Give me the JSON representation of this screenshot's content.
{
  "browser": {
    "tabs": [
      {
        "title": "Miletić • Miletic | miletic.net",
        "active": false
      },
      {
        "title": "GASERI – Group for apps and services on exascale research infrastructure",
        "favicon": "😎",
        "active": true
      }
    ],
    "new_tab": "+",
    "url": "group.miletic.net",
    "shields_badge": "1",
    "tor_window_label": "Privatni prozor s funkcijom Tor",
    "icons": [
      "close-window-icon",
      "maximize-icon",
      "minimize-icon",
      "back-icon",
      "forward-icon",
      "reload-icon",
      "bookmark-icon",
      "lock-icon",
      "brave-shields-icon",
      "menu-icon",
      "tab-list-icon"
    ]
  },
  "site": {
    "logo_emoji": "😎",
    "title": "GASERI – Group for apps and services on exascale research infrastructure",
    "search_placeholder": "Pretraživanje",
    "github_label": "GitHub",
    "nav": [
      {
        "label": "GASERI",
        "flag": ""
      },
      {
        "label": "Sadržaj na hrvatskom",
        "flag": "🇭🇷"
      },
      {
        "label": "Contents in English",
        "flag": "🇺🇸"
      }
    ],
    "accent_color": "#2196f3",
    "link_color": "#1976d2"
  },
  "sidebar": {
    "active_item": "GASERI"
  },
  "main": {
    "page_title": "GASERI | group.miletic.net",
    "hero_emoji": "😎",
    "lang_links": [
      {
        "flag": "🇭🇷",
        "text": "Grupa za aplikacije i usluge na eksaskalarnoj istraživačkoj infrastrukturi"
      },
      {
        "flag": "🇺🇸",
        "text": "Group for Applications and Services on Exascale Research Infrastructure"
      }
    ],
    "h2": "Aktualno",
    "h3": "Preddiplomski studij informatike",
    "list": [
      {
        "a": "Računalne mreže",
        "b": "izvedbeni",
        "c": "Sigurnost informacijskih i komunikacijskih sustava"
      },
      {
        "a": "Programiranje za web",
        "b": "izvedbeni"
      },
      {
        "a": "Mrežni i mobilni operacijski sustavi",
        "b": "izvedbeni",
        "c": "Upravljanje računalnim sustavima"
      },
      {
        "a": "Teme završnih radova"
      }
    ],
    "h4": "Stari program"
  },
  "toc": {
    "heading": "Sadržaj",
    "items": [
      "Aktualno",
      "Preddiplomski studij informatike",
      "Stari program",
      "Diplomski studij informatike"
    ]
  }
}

- WORK REQUIRED
Extract each line of the material exactly as it stands.

- COMPLETE ANSWER
Give me the JSON representation of this screenshot's content.
{
  "browser": {
    "tabs": [
      {
        "title": "Miletić • Miletic | miletic.net",
        "active": false
      },
      {
        "title": "GASERI – Group for apps and services on exascale research infrastructure",
        "favicon": "😎",
        "active": true
      }
    ],
    "new_tab": "+",
    "url": "group.miletic.net",
    "shields_badge": "1",
    "tor_window_label": "Privatni prozor s funkcijom Tor",
    "icons": [
      "close-window-icon",
      "maximize-icon",
      "minimize-icon",
      "back-icon",
      "forward-icon",
      "reload-icon",
      "bookmark-icon",
      "lock-icon",
      "brave-shields-icon",
      "menu-icon",
      "tab-list-icon"
    ]
  },
  "site": {
    "logo_emoji": "😎",
    "title": "GASERI – Group for apps and services on exascale research infrastructure",
    "search_placeholder": "Pretraživanje",
    "github_label": "GitHub",
    "nav": [
      {
        "label": "GASERI",
        "flag": ""
      },
      {
        "label": "Sadržaj na hrvatskom",
        "flag": "🇭🇷"
      },
      {
        "label": "Contents in English",
        "flag": "🇺🇸"
      }
    ],
    "accent_color": "#2196f3",
    "link_color": "#1976d2"
  },
  "sidebar": {
    "active_item": "GASERI"
  },
  "main": {
    "page_title": "GASERI | group.miletic.net",
    "hero_emoji": "😎",
    "lang_links": [
      {
        "flag": "🇭🇷",
        "text": "Grupa za aplikacije i usluge na eksaskalarnoj istraživačkoj infrastrukturi"
      },
      {
        "flag": "🇺🇸",
        "text": "Group for Applications and Services on Exascale Research Infrastructure"
      }
    ],
    "h2": "Aktualno",
    "h3": "Preddiplomski studij informatike",
    "list": [
      {
        "a": "Računalne mreže",
        "b": "izvedbeni",
        "c": "Sigurnost informacijskih i komunikacijskih sustava"
      },
      {
        "a": "Programiranje za web",
        "b": "izvedbeni"
      },
      {
        "a": "Mrežni i mobilni operacijski sustavi",
        "b": "izvedbeni",
        "c": "Upravljanje računalnim sustavima"
      },
      {
        "a": "Teme završnih radova"
      }
    ],
    "h4": "Stari program"
  },
  "toc": {
    "heading": "Sadržaj",
    "items": [
      "Aktualno",
      "Preddiplomski studij informatike",
      "Stari program",
      "Diplomski studij informatike"
    ]
  }
}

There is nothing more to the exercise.